Task to carry out:
In the records below, find each line with the word "дополнительных" and copy it.

Extracted records:
::::

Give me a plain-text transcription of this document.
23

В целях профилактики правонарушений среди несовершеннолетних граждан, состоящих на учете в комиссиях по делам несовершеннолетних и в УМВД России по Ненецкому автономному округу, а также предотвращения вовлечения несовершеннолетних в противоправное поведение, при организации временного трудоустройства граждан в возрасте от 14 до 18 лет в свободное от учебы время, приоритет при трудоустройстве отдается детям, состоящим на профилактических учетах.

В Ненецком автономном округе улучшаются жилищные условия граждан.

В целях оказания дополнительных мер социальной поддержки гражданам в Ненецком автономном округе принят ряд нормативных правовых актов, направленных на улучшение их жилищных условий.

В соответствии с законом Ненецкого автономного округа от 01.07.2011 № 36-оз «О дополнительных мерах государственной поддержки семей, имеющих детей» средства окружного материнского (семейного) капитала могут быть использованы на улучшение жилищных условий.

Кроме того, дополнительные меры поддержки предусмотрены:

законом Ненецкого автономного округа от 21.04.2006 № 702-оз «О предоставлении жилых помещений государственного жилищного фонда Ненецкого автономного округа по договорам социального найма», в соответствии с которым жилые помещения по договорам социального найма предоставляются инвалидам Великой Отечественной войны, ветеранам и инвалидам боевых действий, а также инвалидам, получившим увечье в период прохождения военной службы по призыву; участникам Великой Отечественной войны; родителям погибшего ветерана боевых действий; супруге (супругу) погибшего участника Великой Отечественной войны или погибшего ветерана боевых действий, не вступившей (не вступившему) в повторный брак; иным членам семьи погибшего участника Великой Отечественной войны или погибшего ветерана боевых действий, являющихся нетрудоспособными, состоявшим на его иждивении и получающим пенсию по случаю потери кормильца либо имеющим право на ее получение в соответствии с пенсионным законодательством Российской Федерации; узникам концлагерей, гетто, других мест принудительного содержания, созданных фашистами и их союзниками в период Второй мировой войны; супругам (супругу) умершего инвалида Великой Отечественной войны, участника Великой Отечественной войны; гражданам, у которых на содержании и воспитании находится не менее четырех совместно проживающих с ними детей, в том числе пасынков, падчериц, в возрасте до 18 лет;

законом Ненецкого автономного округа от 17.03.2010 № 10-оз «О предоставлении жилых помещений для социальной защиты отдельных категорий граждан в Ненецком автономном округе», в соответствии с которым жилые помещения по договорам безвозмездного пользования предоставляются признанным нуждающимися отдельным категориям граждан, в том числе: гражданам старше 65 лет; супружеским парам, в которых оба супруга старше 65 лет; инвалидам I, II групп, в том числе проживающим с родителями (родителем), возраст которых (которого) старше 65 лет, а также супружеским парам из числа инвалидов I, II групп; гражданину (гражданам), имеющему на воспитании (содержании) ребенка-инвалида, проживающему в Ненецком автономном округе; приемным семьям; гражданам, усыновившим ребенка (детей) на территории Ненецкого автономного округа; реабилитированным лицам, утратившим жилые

::::

Written reply:
В целях оказания дополнительных мер социальной поддержки гражданам в Ненецком автономном округе принят ряд нормативных правовых актов, направленных на улучшение их жилищных условий.
В соответствии с законом Ненецкого автономного округа от 01.07.2011 № 36-оз «О дополнительных мерах государственной поддержки семей, имеющих детей» средства окружного материнского (семейного) капитала могут быть использованы на улучшение жилищных условий.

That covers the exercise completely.